## START EXERCISE MATERIALS
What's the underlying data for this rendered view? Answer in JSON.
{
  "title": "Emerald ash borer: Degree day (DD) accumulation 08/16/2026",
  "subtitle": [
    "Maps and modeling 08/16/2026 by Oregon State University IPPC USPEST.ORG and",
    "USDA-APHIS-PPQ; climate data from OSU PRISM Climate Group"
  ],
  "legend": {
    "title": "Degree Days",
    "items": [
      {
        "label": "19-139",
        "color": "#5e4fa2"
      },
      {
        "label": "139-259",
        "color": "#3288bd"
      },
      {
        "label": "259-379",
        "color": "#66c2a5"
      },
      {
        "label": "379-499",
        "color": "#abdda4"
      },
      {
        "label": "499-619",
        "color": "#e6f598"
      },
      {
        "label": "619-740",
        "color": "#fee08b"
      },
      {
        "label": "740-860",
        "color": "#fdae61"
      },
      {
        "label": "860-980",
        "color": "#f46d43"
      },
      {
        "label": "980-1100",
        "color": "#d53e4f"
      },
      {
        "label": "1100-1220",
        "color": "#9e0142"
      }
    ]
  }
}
## END EXERCISE MATERIALS
Extract all of the data above without altering anything.

What's the underlying data for this rendered view? Answer in JSON.
{
  "title": "Emerald ash borer: Degree day (DD) accumulation 08/16/2026",
  "subtitle": [
    "Maps and modeling 08/16/2026 by Oregon State University IPPC USPEST.ORG and",
    "USDA-APHIS-PPQ; climate data from OSU PRISM Climate Group"
  ],
  "legend": {
    "title": "Degree Days",
    "items": [
      {
        "label": "19-139",
        "color": "#5e4fa2"
      },
      {
        "label": "139-259",
        "color": "#3288bd"
      },
      {
        "label": "259-379",
        "color": "#66c2a5"
      },
      {
        "label": "379-499",
        "color": "#abdda4"
      },
      {
        "label": "499-619",
        "color": "#e6f598"
      },
      {
        "label": "619-740",
        "color": "#fee08b"
      },
      {
        "label": "740-860",
        "color": "#fdae61"
      },
      {
        "label": "860-980",
        "color": "#f46d43"
      },
      {
        "label": "980-1100",
        "color": "#d53e4f"
      },
      {
        "label": "1100-1220",
        "color": "#9e0142"
      }
    ]
  }
}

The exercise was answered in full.